*Your instructions*: Set down the material below in full, matching it exactly.

Stored data:
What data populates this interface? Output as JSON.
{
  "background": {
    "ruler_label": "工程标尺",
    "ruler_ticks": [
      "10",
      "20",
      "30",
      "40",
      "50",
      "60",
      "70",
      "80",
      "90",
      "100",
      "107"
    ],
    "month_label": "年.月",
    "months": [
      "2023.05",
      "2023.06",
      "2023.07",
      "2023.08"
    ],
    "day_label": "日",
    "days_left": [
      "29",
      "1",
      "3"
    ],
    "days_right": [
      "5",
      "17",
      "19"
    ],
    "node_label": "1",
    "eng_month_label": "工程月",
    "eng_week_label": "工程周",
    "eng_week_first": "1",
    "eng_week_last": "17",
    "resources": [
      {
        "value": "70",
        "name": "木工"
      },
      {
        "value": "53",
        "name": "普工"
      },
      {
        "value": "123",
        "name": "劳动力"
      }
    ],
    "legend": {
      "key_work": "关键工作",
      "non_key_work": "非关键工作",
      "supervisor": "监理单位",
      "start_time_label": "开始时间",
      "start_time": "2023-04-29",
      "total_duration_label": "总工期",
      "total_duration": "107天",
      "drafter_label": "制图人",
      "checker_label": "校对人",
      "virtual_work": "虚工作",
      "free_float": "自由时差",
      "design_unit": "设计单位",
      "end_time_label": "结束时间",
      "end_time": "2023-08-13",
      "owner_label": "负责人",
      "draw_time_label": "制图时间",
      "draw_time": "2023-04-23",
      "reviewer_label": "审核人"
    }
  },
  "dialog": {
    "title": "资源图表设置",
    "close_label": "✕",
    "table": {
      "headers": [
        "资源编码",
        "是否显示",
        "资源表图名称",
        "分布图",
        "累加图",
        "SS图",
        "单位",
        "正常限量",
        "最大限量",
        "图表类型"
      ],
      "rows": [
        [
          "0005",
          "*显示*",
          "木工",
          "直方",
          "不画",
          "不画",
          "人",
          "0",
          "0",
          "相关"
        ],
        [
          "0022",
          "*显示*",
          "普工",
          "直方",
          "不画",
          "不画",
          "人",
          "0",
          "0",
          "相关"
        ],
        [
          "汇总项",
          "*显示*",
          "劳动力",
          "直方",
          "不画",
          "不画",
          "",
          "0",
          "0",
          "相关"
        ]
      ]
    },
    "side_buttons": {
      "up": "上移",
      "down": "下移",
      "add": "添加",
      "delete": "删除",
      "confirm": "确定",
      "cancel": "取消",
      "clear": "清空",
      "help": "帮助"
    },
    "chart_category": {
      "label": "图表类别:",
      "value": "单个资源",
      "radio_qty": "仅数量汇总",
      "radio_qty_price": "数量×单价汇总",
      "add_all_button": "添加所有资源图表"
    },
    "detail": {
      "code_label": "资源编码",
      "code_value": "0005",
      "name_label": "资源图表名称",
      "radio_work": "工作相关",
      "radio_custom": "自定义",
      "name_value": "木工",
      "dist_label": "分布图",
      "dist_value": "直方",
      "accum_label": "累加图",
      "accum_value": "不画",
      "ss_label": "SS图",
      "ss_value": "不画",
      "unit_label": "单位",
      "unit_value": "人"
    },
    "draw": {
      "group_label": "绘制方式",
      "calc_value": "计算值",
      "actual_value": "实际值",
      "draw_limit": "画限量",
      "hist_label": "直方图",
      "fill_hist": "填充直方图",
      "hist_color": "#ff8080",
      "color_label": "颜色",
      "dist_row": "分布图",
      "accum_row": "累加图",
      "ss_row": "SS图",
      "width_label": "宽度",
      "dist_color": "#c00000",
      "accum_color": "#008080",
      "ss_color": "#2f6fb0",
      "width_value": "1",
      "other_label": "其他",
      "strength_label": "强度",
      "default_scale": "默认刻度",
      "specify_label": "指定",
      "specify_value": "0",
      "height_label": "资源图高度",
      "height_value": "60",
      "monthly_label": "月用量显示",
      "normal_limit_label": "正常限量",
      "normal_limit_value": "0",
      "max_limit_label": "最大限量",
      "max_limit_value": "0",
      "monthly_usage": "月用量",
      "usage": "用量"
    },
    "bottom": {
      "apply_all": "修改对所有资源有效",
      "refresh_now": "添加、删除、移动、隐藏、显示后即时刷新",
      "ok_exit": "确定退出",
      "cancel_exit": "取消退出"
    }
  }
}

*The completed task*:
What data populates this interface? Output as JSON.
{
  "background": {
    "ruler_label": "工程标尺",
    "ruler_ticks": [
      "10",
      "20",
      "30",
      "40",
      "50",
      "60",
      "70",
      "80",
      "90",
      "100",
      "107"
    ],
    "month_label": "年.月",
    "months": [
      "2023.05",
      "2023.06",
      "2023.07",
      "2023.08"
    ],
    "day_label": "日",
    "days_left": [
      "29",
      "1",
      "3"
    ],
    "days_right": [
      "5",
      "17",
      "19"
    ],
    "node_label": "1",
    "eng_month_label": "工程月",
    "eng_week_label": "工程周",
    "eng_week_first": "1",
    "eng_week_last": "17",
    "resources": [
      {
        "value": "70",
        "name": "木工"
      },
      {
        "value": "53",
        "name": "普工"
      },
      {
        "value": "123",
        "name": "劳动力"
      }
    ],
    "legend": {
      "key_work": "关键工作",
      "non_key_work": "非关键工作",
      "supervisor": "监理单位",
      "start_time_label": "开始时间",
      "start_time": "2023-04-29",
      "total_duration_label": "总工期",
      "total_duration": "107天",
      "drafter_label": "制图人",
      "checker_label": "校对人",
      "virtual_work": "虚工作",
      "free_float": "自由时差",
      "design_unit": "设计单位",
      "end_time_label": "结束时间",
      "end_time": "2023-08-13",
      "owner_label": "负责人",
      "draw_time_label": "制图时间",
      "draw_time": "2023-04-23",
      "reviewer_label": "审核人"
    }
  },
  "dialog": {
    "title": "资源图表设置",
    "close_label": "✕",
    "table": {
      "headers": [
        "资源编码",
        "是否显示",
        "资源表图名称",
        "分布图",
        "累加图",
        "SS图",
        "单位",
        "正常限量",
        "最大限量",
        "图表类型"
      ],
      "rows": [
        [
          "0005",
          "*显示*",
          "木工",
          "直方",
          "不画",
          "不画",
          "人",
          "0",
          "0",
          "相关"
        ],
        [
          "0022",
          "*显示*",
          "普工",
          "直方",
          "不画",
          "不画",
          "人",
          "0",
          "0",
          "相关"
        ],
        [
          "汇总项",
          "*显示*",
          "劳动力",
          "直方",
          "不画",
          "不画",
          "",
          "0",
          "0",
          "相关"
        ]
      ]
    },
    "side_buttons": {
      "up": "上移",
      "down": "下移",
      "add": "添加",
      "delete": "删除",
      "confirm": "确定",
      "cancel": "取消",
      "clear": "清空",
      "help": "帮助"
    },
    "chart_category": {
      "label": "图表类别:",
      "value": "单个资源",
      "radio_qty": "仅数量汇总",
      "radio_qty_price": "数量×单价汇总",
      "add_all_button": "添加所有资源图表"
    },
    "detail": {
      "code_label": "资源编码",
      "code_value": "0005",
      "name_label": "资源图表名称",
      "radio_work": "工作相关",
      "radio_custom": "自定义",
      "name_value": "木工",
      "dist_label": "分布图",
      "dist_value": "直方",
      "accum_label": "累加图",
      "accum_value": "不画",
      "ss_label": "SS图",
      "ss_value": "不画",
      "unit_label": "单位",
      "unit_value": "人"
    },
    "draw": {
      "group_label": "绘制方式",
      "calc_value": "计算值",
      "actual_value": "实际值",
      "draw_limit": "画限量",
      "hist_label": "直方图",
      "fill_hist": "填充直方图",
      "hist_color": "#ff8080",
      "color_label": "颜色",
      "dist_row": "分布图",
      "accum_row": "累加图",
      "ss_row": "SS图",
      "width_label": "宽度",
      "dist_color": "#c00000",
      "accum_color": "#008080",
      "ss_color": "#2f6fb0",
      "width_value": "1",
      "other_label": "其他",
      "strength_label": "强度",
      "default_scale": "默认刻度",
      "specify_label": "指定",
      "specify_value": "0",
      "height_label": "资源图高度",
      "height_value": "60",
      "monthly_label": "月用量显示",
      "normal_limit_label": "正常限量",
      "normal_limit_value": "0",
      "max_limit_label": "最大限量",
      "max_limit_value": "0",
      "monthly_usage": "月用量",
      "usage": "用量"
    },
    "bottom": {
      "apply_all": "修改对所有资源有效",
      "refresh_now": "添加、删除、移动、隐藏、显示后即时刷新",
      "ok_exit": "确定退出",
      "cancel_exit": "取消退出"
    }
  }
}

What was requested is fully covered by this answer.